TO DO: Scan the data that follows and count the lines with the string "color"; answer with the count alone.

RAW DATA:
================

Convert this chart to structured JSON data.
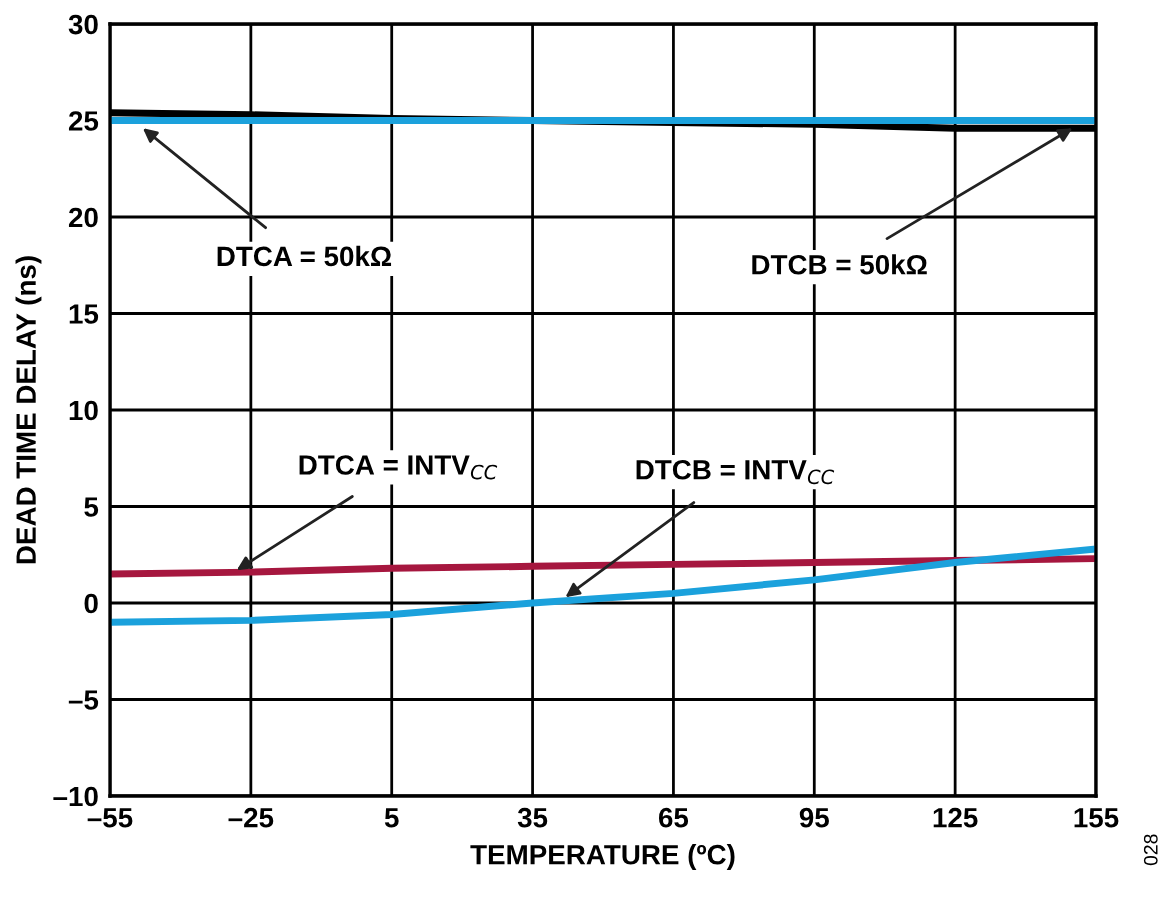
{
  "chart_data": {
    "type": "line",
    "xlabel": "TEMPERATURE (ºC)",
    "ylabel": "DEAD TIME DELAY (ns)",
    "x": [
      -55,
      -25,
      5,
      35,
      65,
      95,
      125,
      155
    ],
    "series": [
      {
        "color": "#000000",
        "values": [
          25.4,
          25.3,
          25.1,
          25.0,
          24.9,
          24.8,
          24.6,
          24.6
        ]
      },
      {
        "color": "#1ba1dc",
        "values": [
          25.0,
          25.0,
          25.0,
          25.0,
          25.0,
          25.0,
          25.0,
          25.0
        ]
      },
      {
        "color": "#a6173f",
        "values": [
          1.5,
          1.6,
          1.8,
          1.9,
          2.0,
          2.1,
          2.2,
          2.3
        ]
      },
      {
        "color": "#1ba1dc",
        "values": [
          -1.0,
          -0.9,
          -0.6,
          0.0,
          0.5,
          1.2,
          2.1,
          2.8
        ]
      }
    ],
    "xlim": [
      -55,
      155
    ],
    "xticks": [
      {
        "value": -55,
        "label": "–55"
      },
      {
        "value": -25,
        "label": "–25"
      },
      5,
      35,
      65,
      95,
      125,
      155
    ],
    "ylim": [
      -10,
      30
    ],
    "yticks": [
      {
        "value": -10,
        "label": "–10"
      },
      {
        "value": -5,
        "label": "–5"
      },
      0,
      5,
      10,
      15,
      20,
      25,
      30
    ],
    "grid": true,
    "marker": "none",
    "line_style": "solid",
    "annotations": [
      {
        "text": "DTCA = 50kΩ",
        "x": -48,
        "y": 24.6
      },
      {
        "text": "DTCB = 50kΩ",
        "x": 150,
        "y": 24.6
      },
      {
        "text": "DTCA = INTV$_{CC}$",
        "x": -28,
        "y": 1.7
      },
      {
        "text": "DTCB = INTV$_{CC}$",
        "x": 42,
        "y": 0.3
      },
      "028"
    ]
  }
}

================

TASK SOLUTION: 4